- [Directive]: Give each line of the data below as one string in a JSON list, and leave out blank lines.

- [Data for this task]:
»»
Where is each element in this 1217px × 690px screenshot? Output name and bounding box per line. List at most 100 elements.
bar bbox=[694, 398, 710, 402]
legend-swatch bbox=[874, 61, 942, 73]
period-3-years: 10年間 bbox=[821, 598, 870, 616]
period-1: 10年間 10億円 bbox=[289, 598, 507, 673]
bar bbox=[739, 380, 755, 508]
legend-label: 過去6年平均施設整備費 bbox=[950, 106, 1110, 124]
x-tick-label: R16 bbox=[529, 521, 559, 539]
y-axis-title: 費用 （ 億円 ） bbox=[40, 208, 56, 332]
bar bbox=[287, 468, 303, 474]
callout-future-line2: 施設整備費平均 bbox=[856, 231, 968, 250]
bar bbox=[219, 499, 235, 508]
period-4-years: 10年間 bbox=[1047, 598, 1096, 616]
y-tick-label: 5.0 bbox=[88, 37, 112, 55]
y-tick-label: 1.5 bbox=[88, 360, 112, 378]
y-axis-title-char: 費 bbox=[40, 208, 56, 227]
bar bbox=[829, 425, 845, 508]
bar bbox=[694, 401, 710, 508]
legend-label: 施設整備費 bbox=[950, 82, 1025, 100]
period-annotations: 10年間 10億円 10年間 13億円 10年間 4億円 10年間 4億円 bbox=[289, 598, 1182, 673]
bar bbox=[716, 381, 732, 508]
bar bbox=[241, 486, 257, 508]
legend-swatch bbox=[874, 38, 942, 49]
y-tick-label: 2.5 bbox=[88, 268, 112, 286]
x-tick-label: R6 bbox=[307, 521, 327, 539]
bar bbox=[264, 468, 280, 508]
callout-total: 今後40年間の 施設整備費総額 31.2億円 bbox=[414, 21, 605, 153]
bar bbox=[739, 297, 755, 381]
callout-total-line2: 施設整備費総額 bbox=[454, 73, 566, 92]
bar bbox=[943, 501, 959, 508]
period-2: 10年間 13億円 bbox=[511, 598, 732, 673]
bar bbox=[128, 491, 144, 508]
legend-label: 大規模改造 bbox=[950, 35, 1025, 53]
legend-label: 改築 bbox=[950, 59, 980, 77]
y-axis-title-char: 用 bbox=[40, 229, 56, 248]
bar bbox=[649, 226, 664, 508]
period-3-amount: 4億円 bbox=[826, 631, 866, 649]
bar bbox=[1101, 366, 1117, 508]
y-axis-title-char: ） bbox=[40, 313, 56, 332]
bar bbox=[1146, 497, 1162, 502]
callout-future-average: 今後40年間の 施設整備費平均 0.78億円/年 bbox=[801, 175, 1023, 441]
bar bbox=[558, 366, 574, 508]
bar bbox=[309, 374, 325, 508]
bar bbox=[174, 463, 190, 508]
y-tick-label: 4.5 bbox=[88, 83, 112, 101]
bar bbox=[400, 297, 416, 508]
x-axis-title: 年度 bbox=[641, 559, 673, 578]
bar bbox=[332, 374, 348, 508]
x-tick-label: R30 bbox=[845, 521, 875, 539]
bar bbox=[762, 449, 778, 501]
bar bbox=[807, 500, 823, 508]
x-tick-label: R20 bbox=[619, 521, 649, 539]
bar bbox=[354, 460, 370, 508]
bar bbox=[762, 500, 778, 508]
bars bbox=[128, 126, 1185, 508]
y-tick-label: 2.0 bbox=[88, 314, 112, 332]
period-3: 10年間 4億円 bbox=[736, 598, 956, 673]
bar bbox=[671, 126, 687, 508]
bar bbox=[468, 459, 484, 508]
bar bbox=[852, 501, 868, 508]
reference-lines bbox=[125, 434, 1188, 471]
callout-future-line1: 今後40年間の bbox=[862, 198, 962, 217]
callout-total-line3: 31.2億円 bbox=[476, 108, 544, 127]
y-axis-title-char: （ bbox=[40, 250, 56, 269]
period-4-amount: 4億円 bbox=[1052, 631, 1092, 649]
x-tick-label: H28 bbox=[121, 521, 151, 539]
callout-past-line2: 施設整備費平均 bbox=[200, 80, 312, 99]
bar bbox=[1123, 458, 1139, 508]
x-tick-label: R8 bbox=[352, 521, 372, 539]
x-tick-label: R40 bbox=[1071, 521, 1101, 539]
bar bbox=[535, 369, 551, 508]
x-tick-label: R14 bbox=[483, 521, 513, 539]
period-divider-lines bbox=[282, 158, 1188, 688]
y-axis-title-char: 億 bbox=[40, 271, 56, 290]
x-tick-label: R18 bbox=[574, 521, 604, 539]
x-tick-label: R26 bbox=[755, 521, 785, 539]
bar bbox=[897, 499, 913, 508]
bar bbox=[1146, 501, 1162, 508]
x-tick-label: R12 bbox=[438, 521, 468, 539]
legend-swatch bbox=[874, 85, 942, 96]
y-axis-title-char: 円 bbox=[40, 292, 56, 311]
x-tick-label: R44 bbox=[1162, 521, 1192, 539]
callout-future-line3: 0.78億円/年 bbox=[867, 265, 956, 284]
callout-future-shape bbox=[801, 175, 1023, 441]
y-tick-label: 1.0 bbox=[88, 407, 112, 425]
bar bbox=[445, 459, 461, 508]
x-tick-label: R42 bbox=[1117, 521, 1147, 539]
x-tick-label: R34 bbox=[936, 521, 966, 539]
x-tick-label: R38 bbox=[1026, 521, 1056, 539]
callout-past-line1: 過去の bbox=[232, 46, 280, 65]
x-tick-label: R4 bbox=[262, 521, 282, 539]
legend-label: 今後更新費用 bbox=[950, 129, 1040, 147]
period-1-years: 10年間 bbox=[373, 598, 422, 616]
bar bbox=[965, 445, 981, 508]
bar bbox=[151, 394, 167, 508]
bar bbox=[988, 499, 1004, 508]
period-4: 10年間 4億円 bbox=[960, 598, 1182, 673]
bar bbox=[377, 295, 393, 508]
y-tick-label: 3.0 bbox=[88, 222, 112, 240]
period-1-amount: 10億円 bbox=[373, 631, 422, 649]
««
- [Task response]:
[
  "Where is each element in this 1217px × 690px screenshot? Output name and bounding box per line. List at most 100 elements.",
  "bar bbox=[694, 398, 710, 402]",
  "legend-swatch bbox=[874, 61, 942, 73]",
  "period-3-years: 10年間 bbox=[821, 598, 870, 616]",
  "period-1: 10年間 10億円 bbox=[289, 598, 507, 673]",
  "bar bbox=[739, 380, 755, 508]",
  "legend-label: 過去6年平均施設整備費 bbox=[950, 106, 1110, 124]",
  "x-tick-label: R16 bbox=[529, 521, 559, 539]",
  "y-axis-title: 費用 （ 億円 ） bbox=[40, 208, 56, 332]",
  "bar bbox=[287, 468, 303, 474]",
  "callout-future-line2: 施設整備費平均 bbox=[856, 231, 968, 250]",
  "bar bbox=[219, 499, 235, 508]",
  "period-4-years: 10年間 bbox=[1047, 598, 1096, 616]",
  "y-tick-label: 5.0 bbox=[88, 37, 112, 55]",
  "y-tick-label: 1.5 bbox=[88, 360, 112, 378]",
  "y-axis-title-char: 費 bbox=[40, 208, 56, 227]",
  "bar bbox=[829, 425, 845, 508]",
  "bar bbox=[694, 401, 710, 508]",
  "legend-label: 施設整備費 bbox=[950, 82, 1025, 100]",
  "period-annotations: 10年間 10億円 10年間 13億円 10年間 4億円 10年間 4億円 bbox=[289, 598, 1182, 673]",
  "bar bbox=[716, 381, 732, 508]",
  "bar bbox=[241, 486, 257, 508]",
  "legend-swatch bbox=[874, 38, 942, 49]",
  "y-tick-label: 2.5 bbox=[88, 268, 112, 286]",
  "x-tick-label: R6 bbox=[307, 521, 327, 539]",
  "bar bbox=[264, 468, 280, 508]",
  "callout-total: 今後40年間の 施設整備費総額 31.2億円 bbox=[414, 21, 605, 153]",
  "bar bbox=[739, 297, 755, 381]",
  "callout-total-line2: 施設整備費総額 bbox=[454, 73, 566, 92]",
  "bar bbox=[943, 501, 959, 508]",
  "period-2: 10年間 13億円 bbox=[511, 598, 732, 673]",
  "bar bbox=[128, 491, 144, 508]",
  "legend-label: 大規模改造 bbox=[950, 35, 1025, 53]",
  "legend-label: 改築 bbox=[950, 59, 980, 77]",
  "y-axis-title-char: 用 bbox=[40, 229, 56, 248]",
  "bar bbox=[649, 226, 664, 508]",
  "period-3-amount: 4億円 bbox=[826, 631, 866, 649]",
  "bar bbox=[1101, 366, 1117, 508]",
  "y-axis-title-char: ） bbox=[40, 313, 56, 332]",
  "bar bbox=[1146, 497, 1162, 502]",
  "callout-future-average: 今後40年間の 施設整備費平均 0.78億円/年 bbox=[801, 175, 1023, 441]",
  "bar bbox=[558, 366, 574, 508]",
  "bar bbox=[309, 374, 325, 508]",
  "bar bbox=[174, 463, 190, 508]",
  "y-tick-label: 4.5 bbox=[88, 83, 112, 101]",
  "bar bbox=[400, 297, 416, 508]",
  "x-axis-title: 年度 bbox=[641, 559, 673, 578]",
  "bar bbox=[332, 374, 348, 508]",
  "x-tick-label: R30 bbox=[845, 521, 875, 539]",
  "bar bbox=[762, 449, 778, 501]",
  "bar bbox=[807, 500, 823, 508]",
  "x-tick-label: R20 bbox=[619, 521, 649, 539]",
  "bar bbox=[354, 460, 370, 508]",
  "bar bbox=[762, 500, 778, 508]",
  "bars bbox=[128, 126, 1185, 508]",
  "y-tick-label: 2.0 bbox=[88, 314, 112, 332]",
  "period-3: 10年間 4億円 bbox=[736, 598, 956, 673]",
  "bar bbox=[671, 126, 687, 508]",
  "bar bbox=[468, 459, 484, 508]",
  "bar bbox=[852, 501, 868, 508]",
  "reference-lines bbox=[125, 434, 1188, 471]",
  "callout-future-line1: 今後40年間の bbox=[862, 198, 962, 217]",
  "callout-total-line3: 31.2億円 bbox=[476, 108, 544, 127]",
  "y-axis-title-char: （ bbox=[40, 250, 56, 269]",
  "period-4-amount: 4億円 bbox=[1052, 631, 1092, 649]",
  "x-tick-label: H28 bbox=[121, 521, 151, 539]",
  "callout-past-line2: 施設整備費平均 bbox=[200, 80, 312, 99]",
  "bar bbox=[1123, 458, 1139, 508]",
  "x-tick-label: R8 bbox=[352, 521, 372, 539]",
  "x-tick-label: R40 bbox=[1071, 521, 1101, 539]",
  "bar bbox=[535, 369, 551, 508]",
  "x-tick-label: R14 bbox=[483, 521, 513, 539]",
  "period-divider-lines bbox=[282, 158, 1188, 688]",
  "y-axis-title-char: 億 bbox=[40, 271, 56, 290]",
  "x-tick-label: R18 bbox=[574, 521, 604, 539]",
  "x-tick-label: R26 bbox=[755, 521, 785, 539]",
  "bar bbox=[897, 499, 913, 508]",
  "bar bbox=[1146, 501, 1162, 508]",
  "x-tick-label: R12 bbox=[438, 521, 468, 539]",
  "legend-swatch bbox=[874, 85, 942, 96]",
  "y-axis-title-char: 円 bbox=[40, 292, 56, 311]",
  "x-tick-label: R44 bbox=[1162, 521, 1192, 539]",
  "callout-future-line3: 0.78億円/年 bbox=[867, 265, 956, 284]",
  "callout-future-shape bbox=[801, 175, 1023, 441]",
  "y-tick-label: 1.0 bbox=[88, 407, 112, 425]",
  "bar bbox=[445, 459, 461, 508]",
  "x-tick-label: R42 bbox=[1117, 521, 1147, 539]",
  "x-tick-label: R34 bbox=[936, 521, 966, 539]",
  "x-tick-label: R38 bbox=[1026, 521, 1056, 539]",
  "callout-past-line1: 過去の bbox=[232, 46, 280, 65]",
  "x-tick-label: R4 bbox=[262, 521, 282, 539]",
  "legend-label: 今後更新費用 bbox=[950, 129, 1040, 147]",
  "period-1-years: 10年間 bbox=[373, 598, 422, 616]",
  "bar bbox=[965, 445, 981, 508]",
  "bar bbox=[151, 394, 167, 508]",
  "bar bbox=[988, 499, 1004, 508]",
  "period-4: 10年間 4億円 bbox=[960, 598, 1182, 673]",
  "bar bbox=[377, 295, 393, 508]",
  "y-tick-label: 3.0 bbox=[88, 222, 112, 240]",
  "period-1-amount: 10億円 bbox=[373, 631, 422, 649]"
]